(RECORD EXTRACTS)
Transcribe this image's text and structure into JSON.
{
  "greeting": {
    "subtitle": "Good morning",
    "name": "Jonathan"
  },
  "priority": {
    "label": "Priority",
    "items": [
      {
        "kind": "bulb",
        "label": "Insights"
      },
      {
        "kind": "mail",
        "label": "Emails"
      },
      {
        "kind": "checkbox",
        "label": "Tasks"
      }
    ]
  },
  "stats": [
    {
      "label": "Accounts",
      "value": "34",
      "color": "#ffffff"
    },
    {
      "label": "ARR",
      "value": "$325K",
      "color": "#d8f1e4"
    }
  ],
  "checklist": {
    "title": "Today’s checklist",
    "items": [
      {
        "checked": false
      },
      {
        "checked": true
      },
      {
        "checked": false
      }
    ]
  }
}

(DESCRIPTION OF THE TASK) Your task is to repeat the data exactly, with nothing left out.

(THE OUTPUT)
Transcribe this image's text and structure into JSON.
{
  "greeting": {
    "subtitle": "Good morning",
    "name": "Jonathan"
  },
  "priority": {
    "label": "Priority",
    "items": [
      {
        "kind": "bulb",
        "label": "Insights"
      },
      {
        "kind": "mail",
        "label": "Emails"
      },
      {
        "kind": "checkbox",
        "label": "Tasks"
      }
    ]
  },
  "stats": [
    {
      "label": "Accounts",
      "value": "34",
      "color": "#ffffff"
    },
    {
      "label": "ARR",
      "value": "$325K",
      "color": "#d8f1e4"
    }
  ],
  "checklist": {
    "title": "Today’s checklist",
    "items": [
      {
        "checked": false
      },
      {
        "checked": true
      },
      {
        "checked": false
      }
    ]
  }
}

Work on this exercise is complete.